→ Task to complete: Retype the material in full, keeping every word the same.

──────────

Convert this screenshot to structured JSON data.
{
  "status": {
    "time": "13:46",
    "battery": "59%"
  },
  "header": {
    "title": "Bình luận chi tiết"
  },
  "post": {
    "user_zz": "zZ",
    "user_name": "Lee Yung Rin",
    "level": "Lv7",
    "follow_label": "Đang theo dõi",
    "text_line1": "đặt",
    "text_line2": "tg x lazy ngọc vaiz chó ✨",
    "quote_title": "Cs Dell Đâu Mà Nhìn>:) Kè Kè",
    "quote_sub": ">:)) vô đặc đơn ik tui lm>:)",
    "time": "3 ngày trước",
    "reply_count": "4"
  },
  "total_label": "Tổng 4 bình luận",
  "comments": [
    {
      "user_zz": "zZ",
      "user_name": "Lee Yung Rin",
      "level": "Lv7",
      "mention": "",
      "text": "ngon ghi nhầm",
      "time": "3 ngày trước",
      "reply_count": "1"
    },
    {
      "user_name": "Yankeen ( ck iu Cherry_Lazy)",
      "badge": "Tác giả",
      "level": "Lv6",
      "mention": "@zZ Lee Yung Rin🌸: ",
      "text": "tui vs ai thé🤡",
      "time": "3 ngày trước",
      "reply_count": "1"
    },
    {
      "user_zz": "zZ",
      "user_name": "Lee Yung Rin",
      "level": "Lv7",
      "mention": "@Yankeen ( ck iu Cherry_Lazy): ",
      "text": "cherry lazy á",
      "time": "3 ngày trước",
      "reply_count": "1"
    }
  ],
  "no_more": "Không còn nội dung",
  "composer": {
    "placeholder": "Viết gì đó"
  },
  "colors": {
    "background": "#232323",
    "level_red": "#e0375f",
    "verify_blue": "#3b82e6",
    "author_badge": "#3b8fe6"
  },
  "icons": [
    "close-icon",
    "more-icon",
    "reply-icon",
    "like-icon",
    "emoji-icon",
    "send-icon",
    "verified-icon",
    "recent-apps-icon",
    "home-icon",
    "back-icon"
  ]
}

──────────

→ Exercise answer:
Convert this screenshot to structured JSON data.
{
  "status": {
    "time": "13:46",
    "battery": "59%"
  },
  "header": {
    "title": "Bình luận chi tiết"
  },
  "post": {
    "user_zz": "zZ",
    "user_name": "Lee Yung Rin",
    "level": "Lv7",
    "follow_label": "Đang theo dõi",
    "text_line1": "đặt",
    "text_line2": "tg x lazy ngọc vaiz chó ✨",
    "quote_title": "Cs Dell Đâu Mà Nhìn>:) Kè Kè",
    "quote_sub": ">:)) vô đặc đơn ik tui lm>:)",
    "time": "3 ngày trước",
    "reply_count": "4"
  },
  "total_label": "Tổng 4 bình luận",
  "comments": [
    {
      "user_zz": "zZ",
      "user_name": "Lee Yung Rin",
      "level": "Lv7",
      "mention": "",
      "text": "ngon ghi nhầm",
      "time": "3 ngày trước",
      "reply_count": "1"
    },
    {
      "user_name": "Yankeen ( ck iu Cherry_Lazy)",
      "badge": "Tác giả",
      "level": "Lv6",
      "mention": "@zZ Lee Yung Rin🌸: ",
      "text": "tui vs ai thé🤡",
      "time": "3 ngày trước",
      "reply_count": "1"
    },
    {
      "user_zz": "zZ",
      "user_name": "Lee Yung Rin",
      "level": "Lv7",
      "mention": "@Yankeen ( ck iu Cherry_Lazy): ",
      "text": "cherry lazy á",
      "time": "3 ngày trước",
      "reply_count": "1"
    }
  ],
  "no_more": "Không còn nội dung",
  "composer": {
    "placeholder": "Viết gì đó"
  },
  "colors": {
    "background": "#232323",
    "level_red": "#e0375f",
    "verify_blue": "#3b82e6",
    "author_badge": "#3b8fe6"
  },
  "icons": [
    "close-icon",
    "more-icon",
    "reply-icon",
    "like-icon",
    "emoji-icon",
    "send-icon",
    "verified-icon",
    "recent-apps-icon",
    "home-icon",
    "back-icon"
  ]
}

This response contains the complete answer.